**** Provided material ****

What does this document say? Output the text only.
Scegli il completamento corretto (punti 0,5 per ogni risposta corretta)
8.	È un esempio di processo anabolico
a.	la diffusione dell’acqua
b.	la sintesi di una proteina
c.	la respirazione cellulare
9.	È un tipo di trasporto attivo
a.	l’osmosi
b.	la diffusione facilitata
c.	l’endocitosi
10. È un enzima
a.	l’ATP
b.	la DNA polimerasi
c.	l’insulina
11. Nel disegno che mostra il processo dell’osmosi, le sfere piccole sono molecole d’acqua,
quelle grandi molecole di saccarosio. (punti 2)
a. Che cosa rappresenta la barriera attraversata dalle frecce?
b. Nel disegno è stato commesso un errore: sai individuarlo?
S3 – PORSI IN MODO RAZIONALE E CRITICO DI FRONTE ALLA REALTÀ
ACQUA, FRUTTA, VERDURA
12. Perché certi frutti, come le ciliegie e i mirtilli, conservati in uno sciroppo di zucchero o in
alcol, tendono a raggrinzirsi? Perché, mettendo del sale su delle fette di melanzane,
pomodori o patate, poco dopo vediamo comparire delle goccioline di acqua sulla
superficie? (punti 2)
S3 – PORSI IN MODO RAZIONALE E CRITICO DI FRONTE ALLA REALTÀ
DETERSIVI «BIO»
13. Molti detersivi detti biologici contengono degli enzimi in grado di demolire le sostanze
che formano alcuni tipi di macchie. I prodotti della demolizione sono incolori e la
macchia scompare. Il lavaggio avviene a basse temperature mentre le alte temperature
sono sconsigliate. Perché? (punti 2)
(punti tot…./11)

****

Required action: After reading through the records, retype all of them exactly.

Solution to this exercise:
What does this document say? Output the text only.
Scegli il completamento corretto (punti 0,5 per ogni risposta corretta)
8.	È un esempio di processo anabolico
a.	la diffusione dell’acqua
b.	la sintesi di una proteina
c.	la respirazione cellulare
9.	È un tipo di trasporto attivo
a.	l’osmosi
b.	la diffusione facilitata
c.	l’endocitosi
10. È un enzima
a.	l’ATP
b.	la DNA polimerasi
c.	l’insulina
11. Nel disegno che mostra il processo dell’osmosi, le sfere piccole sono molecole d’acqua,
quelle grandi molecole di saccarosio. (punti 2)
a. Che cosa rappresenta la barriera attraversata dalle frecce?
b. Nel disegno è stato commesso un errore: sai individuarlo?
S3 – PORSI IN MODO RAZIONALE E CRITICO DI FRONTE ALLA REALTÀ
ACQUA, FRUTTA, VERDURA
12. Perché certi frutti, come le ciliegie e i mirtilli, conservati in uno sciroppo di zucchero o in
alcol, tendono a raggrinzirsi? Perché, mettendo del sale su delle fette di melanzane,
pomodori o patate, poco dopo vediamo comparire delle goccioline di acqua sulla
superficie? (punti 2)
S3 – PORSI IN MODO RAZIONALE E CRITICO DI FRONTE ALLA REALTÀ
DETERSIVI «BIO»
13. Molti detersivi detti biologici contengono degli enzimi in grado di demolire le sostanze
che formano alcuni tipi di macchie. I prodotti della demolizione sono incolori e la
macchia scompare. Il lavaggio avviene a basse temperature mentre le alte temperature
sono sconsigliate. Perché? (punti 2)
(punti tot…./11)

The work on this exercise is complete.